• Work to do
Take each line that has the word "name" and return it.

◆ ◆ ◆ ◆

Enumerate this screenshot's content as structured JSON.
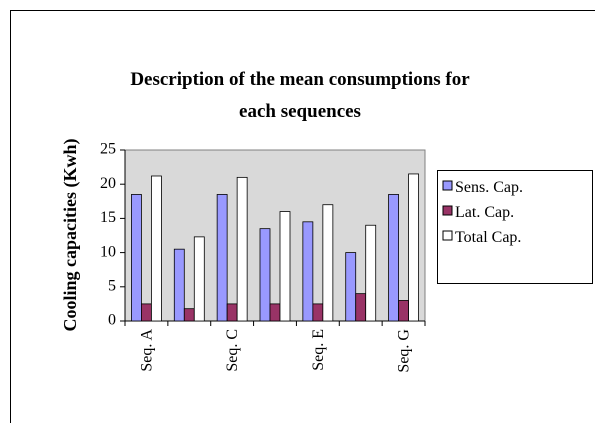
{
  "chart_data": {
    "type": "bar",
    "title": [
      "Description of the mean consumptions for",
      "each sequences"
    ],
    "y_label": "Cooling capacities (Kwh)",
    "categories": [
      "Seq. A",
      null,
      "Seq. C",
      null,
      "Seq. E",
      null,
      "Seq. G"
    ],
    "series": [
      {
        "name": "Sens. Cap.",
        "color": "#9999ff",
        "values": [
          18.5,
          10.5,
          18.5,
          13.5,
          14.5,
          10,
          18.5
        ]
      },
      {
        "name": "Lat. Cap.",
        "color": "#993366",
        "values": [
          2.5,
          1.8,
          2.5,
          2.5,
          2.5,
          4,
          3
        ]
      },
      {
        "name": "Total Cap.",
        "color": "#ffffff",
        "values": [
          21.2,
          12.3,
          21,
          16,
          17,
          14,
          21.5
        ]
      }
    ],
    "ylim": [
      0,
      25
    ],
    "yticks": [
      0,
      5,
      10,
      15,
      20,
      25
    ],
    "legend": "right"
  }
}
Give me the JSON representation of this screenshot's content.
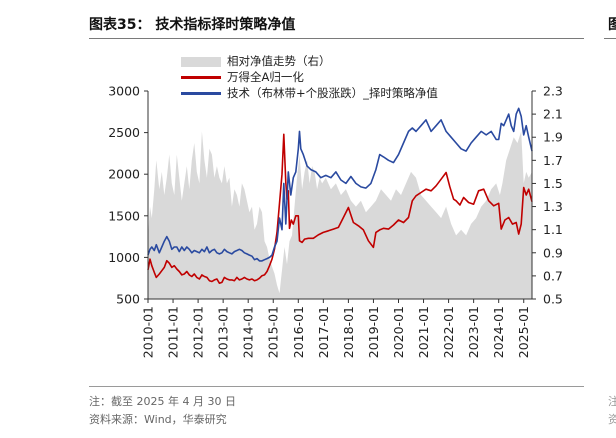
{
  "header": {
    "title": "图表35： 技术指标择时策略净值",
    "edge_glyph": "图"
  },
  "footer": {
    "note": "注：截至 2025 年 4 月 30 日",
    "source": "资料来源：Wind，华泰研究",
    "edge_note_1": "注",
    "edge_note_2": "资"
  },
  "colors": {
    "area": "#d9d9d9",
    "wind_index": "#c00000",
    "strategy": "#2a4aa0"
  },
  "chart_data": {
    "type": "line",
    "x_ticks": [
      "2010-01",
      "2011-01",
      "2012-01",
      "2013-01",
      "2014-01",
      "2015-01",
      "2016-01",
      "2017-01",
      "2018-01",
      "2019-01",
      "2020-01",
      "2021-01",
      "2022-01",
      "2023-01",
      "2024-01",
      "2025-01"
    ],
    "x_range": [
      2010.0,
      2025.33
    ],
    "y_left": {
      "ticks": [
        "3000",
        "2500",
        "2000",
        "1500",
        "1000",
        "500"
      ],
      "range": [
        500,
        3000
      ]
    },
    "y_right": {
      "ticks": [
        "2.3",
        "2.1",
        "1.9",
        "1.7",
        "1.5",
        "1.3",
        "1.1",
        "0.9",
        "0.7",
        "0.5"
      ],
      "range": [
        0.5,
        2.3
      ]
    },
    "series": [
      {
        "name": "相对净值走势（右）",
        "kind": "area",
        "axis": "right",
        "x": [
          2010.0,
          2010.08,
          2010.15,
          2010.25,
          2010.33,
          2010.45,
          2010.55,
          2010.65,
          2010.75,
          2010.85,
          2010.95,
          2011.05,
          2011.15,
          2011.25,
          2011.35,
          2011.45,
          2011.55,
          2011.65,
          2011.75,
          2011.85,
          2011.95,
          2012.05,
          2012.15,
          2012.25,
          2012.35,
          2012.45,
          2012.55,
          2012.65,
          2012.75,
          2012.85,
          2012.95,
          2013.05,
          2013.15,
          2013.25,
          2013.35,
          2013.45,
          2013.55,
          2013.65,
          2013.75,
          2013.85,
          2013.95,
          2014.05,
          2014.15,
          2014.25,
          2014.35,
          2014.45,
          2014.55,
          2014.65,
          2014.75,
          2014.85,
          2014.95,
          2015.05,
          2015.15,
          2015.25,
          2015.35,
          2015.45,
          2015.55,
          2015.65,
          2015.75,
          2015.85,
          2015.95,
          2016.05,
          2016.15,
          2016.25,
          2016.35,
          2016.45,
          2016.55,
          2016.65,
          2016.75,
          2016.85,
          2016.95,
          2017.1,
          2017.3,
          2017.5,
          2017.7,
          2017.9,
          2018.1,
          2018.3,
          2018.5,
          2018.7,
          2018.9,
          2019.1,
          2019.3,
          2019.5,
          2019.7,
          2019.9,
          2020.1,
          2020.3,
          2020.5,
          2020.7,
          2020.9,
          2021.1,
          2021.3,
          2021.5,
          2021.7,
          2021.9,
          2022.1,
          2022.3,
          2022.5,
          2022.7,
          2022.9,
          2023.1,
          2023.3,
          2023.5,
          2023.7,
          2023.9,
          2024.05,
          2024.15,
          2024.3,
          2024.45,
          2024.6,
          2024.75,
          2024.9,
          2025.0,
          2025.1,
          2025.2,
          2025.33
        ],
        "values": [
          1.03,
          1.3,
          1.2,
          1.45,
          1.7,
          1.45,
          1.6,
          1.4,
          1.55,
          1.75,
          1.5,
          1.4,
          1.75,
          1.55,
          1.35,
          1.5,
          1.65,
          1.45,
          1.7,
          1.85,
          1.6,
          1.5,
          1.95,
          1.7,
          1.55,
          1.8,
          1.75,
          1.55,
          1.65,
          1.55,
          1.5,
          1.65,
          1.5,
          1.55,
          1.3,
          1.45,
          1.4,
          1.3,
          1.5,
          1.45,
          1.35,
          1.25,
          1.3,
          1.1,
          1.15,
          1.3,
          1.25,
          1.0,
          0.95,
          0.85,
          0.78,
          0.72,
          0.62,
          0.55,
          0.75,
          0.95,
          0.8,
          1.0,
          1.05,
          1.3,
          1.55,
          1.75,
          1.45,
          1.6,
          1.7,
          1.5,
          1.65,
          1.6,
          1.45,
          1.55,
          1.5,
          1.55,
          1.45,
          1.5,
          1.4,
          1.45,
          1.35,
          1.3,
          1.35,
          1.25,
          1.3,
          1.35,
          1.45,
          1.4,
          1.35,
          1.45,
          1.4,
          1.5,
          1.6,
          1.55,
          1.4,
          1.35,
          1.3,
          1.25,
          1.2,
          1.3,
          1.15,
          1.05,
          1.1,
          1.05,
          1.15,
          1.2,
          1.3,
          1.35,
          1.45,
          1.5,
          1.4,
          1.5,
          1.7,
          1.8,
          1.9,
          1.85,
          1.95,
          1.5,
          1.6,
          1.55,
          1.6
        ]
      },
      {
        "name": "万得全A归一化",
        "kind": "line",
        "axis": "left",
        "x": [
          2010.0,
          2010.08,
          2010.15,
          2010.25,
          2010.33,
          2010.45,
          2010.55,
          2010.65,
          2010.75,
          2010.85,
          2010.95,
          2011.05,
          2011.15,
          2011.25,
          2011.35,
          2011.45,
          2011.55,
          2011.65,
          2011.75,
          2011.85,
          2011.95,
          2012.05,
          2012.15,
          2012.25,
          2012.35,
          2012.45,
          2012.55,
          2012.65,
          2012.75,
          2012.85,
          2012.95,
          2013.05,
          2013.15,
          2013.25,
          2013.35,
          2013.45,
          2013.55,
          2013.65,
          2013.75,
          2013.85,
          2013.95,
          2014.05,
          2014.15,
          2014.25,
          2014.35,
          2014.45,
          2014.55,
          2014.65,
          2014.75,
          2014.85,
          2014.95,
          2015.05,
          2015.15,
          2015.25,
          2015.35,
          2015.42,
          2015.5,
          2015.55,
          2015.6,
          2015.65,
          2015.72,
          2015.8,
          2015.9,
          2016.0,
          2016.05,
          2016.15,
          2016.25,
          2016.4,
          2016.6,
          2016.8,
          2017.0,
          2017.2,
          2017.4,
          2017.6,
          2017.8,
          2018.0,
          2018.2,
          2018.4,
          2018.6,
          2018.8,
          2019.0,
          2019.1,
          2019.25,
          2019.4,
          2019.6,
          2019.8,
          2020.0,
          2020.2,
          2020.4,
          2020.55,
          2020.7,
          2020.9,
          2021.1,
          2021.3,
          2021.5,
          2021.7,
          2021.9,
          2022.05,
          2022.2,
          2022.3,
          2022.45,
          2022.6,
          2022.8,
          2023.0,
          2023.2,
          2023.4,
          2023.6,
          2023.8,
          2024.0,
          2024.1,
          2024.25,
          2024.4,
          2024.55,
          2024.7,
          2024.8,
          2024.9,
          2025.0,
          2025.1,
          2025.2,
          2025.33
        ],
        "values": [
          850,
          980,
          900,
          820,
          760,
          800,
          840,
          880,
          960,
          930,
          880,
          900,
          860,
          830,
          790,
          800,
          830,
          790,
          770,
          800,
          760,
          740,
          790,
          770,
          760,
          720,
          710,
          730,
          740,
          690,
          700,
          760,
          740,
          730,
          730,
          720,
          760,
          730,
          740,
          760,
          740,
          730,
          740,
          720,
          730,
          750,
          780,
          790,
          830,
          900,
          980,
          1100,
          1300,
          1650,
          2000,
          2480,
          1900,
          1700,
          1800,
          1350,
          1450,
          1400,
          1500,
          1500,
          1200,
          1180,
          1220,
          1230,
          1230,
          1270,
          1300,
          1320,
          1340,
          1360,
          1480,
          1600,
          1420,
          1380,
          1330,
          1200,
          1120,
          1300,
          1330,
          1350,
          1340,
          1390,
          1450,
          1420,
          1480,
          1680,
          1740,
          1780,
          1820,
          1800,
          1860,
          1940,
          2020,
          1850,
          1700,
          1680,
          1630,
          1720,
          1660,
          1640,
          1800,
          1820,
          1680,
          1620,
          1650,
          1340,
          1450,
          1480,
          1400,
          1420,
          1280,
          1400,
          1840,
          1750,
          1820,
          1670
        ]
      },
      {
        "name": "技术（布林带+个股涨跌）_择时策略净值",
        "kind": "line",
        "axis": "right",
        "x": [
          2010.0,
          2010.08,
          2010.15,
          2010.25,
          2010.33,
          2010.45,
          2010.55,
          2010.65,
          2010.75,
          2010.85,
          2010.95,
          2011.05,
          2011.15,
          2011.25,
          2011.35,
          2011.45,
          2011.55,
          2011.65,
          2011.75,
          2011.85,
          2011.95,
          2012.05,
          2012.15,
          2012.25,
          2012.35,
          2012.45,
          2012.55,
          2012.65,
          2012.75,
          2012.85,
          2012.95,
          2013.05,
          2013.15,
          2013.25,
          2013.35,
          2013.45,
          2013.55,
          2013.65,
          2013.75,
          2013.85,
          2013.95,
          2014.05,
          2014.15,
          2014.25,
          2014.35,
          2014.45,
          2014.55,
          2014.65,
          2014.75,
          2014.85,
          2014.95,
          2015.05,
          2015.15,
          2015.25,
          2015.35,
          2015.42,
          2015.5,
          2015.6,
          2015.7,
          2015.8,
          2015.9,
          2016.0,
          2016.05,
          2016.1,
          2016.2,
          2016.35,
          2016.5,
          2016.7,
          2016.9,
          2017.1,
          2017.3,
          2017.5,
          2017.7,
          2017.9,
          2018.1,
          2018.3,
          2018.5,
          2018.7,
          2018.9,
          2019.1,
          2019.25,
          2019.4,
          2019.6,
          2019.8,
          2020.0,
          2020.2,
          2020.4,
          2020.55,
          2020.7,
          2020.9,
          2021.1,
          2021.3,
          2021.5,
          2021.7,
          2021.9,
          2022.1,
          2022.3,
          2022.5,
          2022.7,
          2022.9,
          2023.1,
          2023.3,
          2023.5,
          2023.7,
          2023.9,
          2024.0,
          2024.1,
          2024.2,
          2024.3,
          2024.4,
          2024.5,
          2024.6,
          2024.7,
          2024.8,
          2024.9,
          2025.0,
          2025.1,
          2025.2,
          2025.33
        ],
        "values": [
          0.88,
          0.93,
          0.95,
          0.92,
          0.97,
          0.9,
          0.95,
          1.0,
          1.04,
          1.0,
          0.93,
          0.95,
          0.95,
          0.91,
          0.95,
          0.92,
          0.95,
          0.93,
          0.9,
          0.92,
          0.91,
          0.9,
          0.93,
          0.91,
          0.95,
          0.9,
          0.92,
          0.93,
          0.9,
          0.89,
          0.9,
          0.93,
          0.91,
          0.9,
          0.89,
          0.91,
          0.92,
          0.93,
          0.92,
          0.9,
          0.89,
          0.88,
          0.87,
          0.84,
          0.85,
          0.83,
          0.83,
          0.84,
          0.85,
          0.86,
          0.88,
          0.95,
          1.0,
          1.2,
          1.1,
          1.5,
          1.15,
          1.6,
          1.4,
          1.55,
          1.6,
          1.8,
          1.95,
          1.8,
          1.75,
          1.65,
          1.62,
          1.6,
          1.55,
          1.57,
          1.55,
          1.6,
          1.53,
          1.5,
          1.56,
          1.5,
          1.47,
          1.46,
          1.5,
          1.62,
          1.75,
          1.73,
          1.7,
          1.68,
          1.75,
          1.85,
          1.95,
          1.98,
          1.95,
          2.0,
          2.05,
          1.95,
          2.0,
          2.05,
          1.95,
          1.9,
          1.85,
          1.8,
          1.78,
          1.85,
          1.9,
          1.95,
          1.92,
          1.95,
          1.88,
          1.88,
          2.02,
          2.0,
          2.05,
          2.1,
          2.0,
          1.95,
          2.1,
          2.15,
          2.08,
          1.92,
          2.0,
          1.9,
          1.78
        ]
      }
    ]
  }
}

◆ ◆ ◆ ◆

• Finished exercise
        "name": "Sens. Cap.",
        "name": "Lat. Cap.",
        "name": "Total Cap.",
        "name": "相对净值走势（右）",
        "name": "万得全A归一化",
        "name": "技术（布林带+个股涨跌）_择时策略净值",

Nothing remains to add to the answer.